[BEGIN Data section]

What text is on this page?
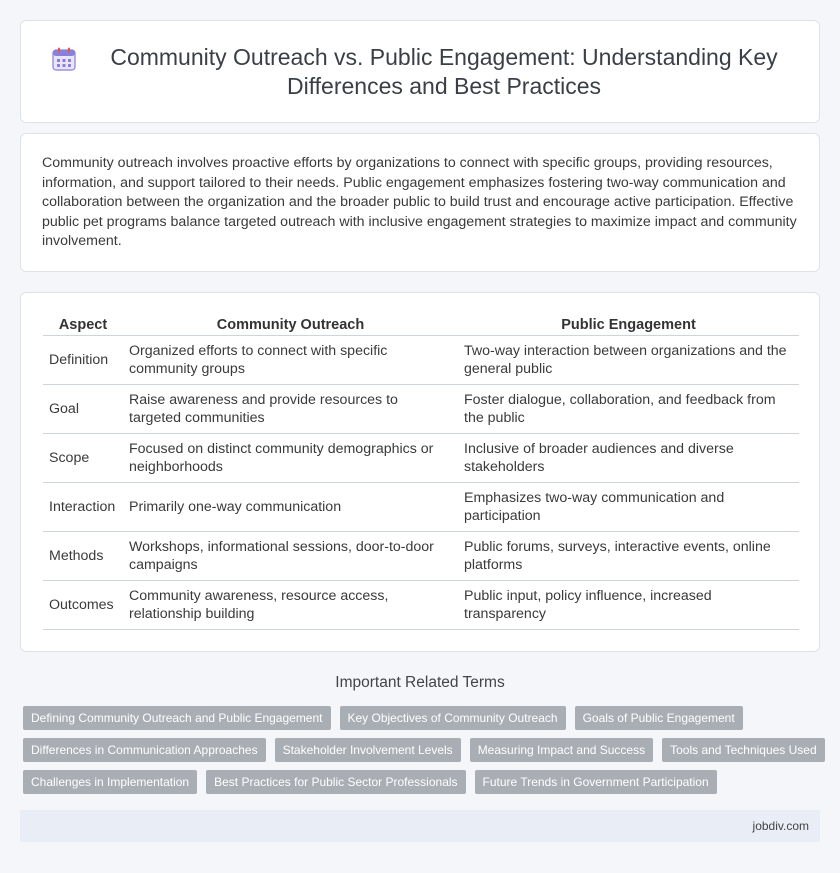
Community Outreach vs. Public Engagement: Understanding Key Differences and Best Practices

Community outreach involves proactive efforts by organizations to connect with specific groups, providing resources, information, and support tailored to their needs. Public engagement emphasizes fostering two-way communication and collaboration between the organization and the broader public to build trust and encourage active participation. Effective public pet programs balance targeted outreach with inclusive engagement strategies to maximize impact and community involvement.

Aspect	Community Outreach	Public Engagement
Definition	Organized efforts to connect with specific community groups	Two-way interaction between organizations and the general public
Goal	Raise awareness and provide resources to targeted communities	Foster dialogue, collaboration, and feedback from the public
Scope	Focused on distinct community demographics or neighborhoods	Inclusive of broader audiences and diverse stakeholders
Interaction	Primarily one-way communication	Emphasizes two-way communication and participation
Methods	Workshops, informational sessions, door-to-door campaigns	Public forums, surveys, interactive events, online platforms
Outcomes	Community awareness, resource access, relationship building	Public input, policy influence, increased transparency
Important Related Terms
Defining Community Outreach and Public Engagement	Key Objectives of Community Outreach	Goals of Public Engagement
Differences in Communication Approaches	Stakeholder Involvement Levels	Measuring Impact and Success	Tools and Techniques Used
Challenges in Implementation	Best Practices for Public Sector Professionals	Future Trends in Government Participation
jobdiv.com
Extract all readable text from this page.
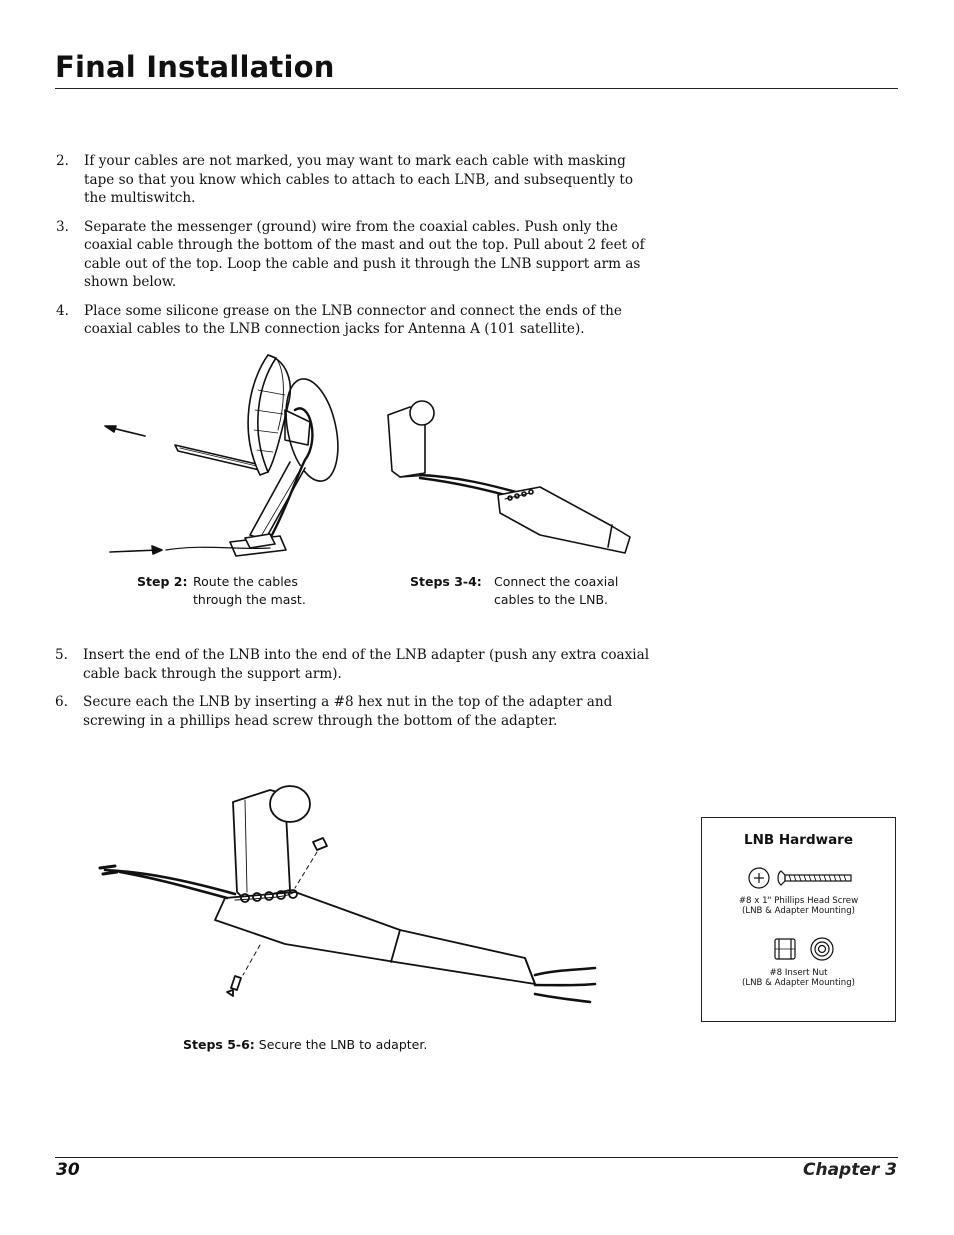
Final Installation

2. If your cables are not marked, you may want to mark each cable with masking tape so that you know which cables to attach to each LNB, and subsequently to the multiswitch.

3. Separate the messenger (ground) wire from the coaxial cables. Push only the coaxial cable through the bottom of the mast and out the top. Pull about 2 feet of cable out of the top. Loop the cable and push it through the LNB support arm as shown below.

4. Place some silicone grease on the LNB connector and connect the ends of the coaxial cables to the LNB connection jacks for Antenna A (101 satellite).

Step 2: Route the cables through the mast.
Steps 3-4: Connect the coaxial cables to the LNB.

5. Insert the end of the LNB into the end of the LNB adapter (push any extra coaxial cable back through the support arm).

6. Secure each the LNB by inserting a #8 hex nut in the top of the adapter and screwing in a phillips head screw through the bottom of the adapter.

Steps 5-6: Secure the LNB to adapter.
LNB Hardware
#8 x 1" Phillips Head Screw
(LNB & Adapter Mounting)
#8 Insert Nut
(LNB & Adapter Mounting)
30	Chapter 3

[END Data section]

Given task:
Transcribe the full listing character for character. Pictures are excluded.

Expected answer:
What text is on this page?
Community Outreach vs. Public Engagement: Understanding Key Differences and Best Practices

Community outreach involves proactive efforts by organizations to connect with specific groups, providing resources, information, and support tailored to their needs. Public engagement emphasizes fostering two-way communication and collaboration between the organization and the broader public to build trust and encourage active participation. Effective public pet programs balance targeted outreach with inclusive engagement strategies to maximize impact and community involvement.

Aspect	Community Outreach	Public Engagement
Definition	Organized efforts to connect with specific community groups	Two-way interaction between organizations and the general public
Goal	Raise awareness and provide resources to targeted communities	Foster dialogue, collaboration, and feedback from the public
Scope	Focused on distinct community demographics or neighborhoods	Inclusive of broader audiences and diverse stakeholders
Interaction	Primarily one-way communication	Emphasizes two-way communication and participation
Methods	Workshops, informational sessions, door-to-door campaigns	Public forums, surveys, interactive events, online platforms
Outcomes	Community awareness, resource access, relationship building	Public input, policy influence, increased transparency
Important Related Terms
Defining Community Outreach and Public Engagement	Key Objectives of Community Outreach	Goals of Public Engagement
Differences in Communication Approaches	Stakeholder Involvement Levels	Measuring Impact and Success	Tools and Techniques Used
Challenges in Implementation	Best Practices for Public Sector Professionals	Future Trends in Government Participation
jobdiv.com
Extract all readable text from this page.
Final Installation

2. If your cables are not marked, you may want to mark each cable with masking tape so that you know which cables to attach to each LNB, and subsequently to the multiswitch.

3. Separate the messenger (ground) wire from the coaxial cables. Push only the coaxial cable through the bottom of the mast and out the top. Pull about 2 feet of cable out of the top. Loop the cable and push it through the LNB support arm as shown below.

4. Place some silicone grease on the LNB connector and connect the ends of the coaxial cables to the LNB connection jacks for Antenna A (101 satellite).

Step 2: Route the cables through the mast.
Steps 3-4: Connect the coaxial cables to the LNB.

5. Insert the end of the LNB into the end of the LNB adapter (push any extra coaxial cable back through the support arm).

6. Secure each the LNB by inserting a #8 hex nut in the top of the adapter and screwing in a phillips head screw through the bottom of the adapter.

Steps 5-6: Secure the LNB to adapter.
LNB Hardware
#8 x 1" Phillips Head Screw
(LNB & Adapter Mounting)
#8 Insert Nut
(LNB & Adapter Mounting)
30	Chapter 3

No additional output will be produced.